Problem to work on: Repeat the listing below in full, exactly as it stands.

(Stored data entries)
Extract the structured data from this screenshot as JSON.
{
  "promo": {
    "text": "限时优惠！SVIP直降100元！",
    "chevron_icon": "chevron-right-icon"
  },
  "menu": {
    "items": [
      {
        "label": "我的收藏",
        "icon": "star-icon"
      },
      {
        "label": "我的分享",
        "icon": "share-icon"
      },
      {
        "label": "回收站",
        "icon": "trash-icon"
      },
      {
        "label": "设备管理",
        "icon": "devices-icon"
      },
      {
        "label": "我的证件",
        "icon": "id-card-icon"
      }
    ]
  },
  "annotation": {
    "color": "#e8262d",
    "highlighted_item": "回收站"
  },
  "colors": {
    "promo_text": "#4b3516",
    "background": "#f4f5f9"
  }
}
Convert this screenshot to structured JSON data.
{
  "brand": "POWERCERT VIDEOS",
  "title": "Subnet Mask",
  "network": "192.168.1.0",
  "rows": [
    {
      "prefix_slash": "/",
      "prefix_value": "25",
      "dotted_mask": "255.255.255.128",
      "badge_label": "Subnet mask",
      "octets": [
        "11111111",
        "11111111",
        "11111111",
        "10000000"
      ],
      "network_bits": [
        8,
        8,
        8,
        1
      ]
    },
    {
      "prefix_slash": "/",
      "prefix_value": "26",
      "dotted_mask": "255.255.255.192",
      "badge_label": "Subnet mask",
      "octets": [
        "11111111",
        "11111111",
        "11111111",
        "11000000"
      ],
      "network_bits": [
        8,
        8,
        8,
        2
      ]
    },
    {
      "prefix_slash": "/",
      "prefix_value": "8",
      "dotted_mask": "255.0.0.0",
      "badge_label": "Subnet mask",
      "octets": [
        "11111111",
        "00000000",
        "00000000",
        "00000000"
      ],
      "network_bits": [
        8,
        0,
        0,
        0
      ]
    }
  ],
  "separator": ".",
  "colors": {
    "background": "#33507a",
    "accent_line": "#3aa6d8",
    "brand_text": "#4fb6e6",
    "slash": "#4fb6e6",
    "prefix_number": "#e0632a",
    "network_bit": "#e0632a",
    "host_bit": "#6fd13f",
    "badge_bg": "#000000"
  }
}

Worked answer:
Extract the structured data from this screenshot as JSON.
{
  "promo": {
    "text": "限时优惠！SVIP直降100元！",
    "chevron_icon": "chevron-right-icon"
  },
  "menu": {
    "items": [
      {
        "label": "我的收藏",
        "icon": "star-icon"
      },
      {
        "label": "我的分享",
        "icon": "share-icon"
      },
      {
        "label": "回收站",
        "icon": "trash-icon"
      },
      {
        "label": "设备管理",
        "icon": "devices-icon"
      },
      {
        "label": "我的证件",
        "icon": "id-card-icon"
      }
    ]
  },
  "annotation": {
    "color": "#e8262d",
    "highlighted_item": "回收站"
  },
  "colors": {
    "promo_text": "#4b3516",
    "background": "#f4f5f9"
  }
}
Convert this screenshot to structured JSON data.
{
  "brand": "POWERCERT VIDEOS",
  "title": "Subnet Mask",
  "network": "192.168.1.0",
  "rows": [
    {
      "prefix_slash": "/",
      "prefix_value": "25",
      "dotted_mask": "255.255.255.128",
      "badge_label": "Subnet mask",
      "octets": [
        "11111111",
        "11111111",
        "11111111",
        "10000000"
      ],
      "network_bits": [
        8,
        8,
        8,
        1
      ]
    },
    {
      "prefix_slash": "/",
      "prefix_value": "26",
      "dotted_mask": "255.255.255.192",
      "badge_label": "Subnet mask",
      "octets": [
        "11111111",
        "11111111",
        "11111111",
        "11000000"
      ],
      "network_bits": [
        8,
        8,
        8,
        2
      ]
    },
    {
      "prefix_slash": "/",
      "prefix_value": "8",
      "dotted_mask": "255.0.0.0",
      "badge_label": "Subnet mask",
      "octets": [
        "11111111",
        "00000000",
        "00000000",
        "00000000"
      ],
      "network_bits": [
        8,
        0,
        0,
        0
      ]
    }
  ],
  "separator": ".",
  "colors": {
    "background": "#33507a",
    "accent_line": "#3aa6d8",
    "brand_text": "#4fb6e6",
    "slash": "#4fb6e6",
    "prefix_number": "#e0632a",
    "network_bit": "#e0632a",
    "host_bit": "#6fd13f",
    "badge_bg": "#000000"
  }
}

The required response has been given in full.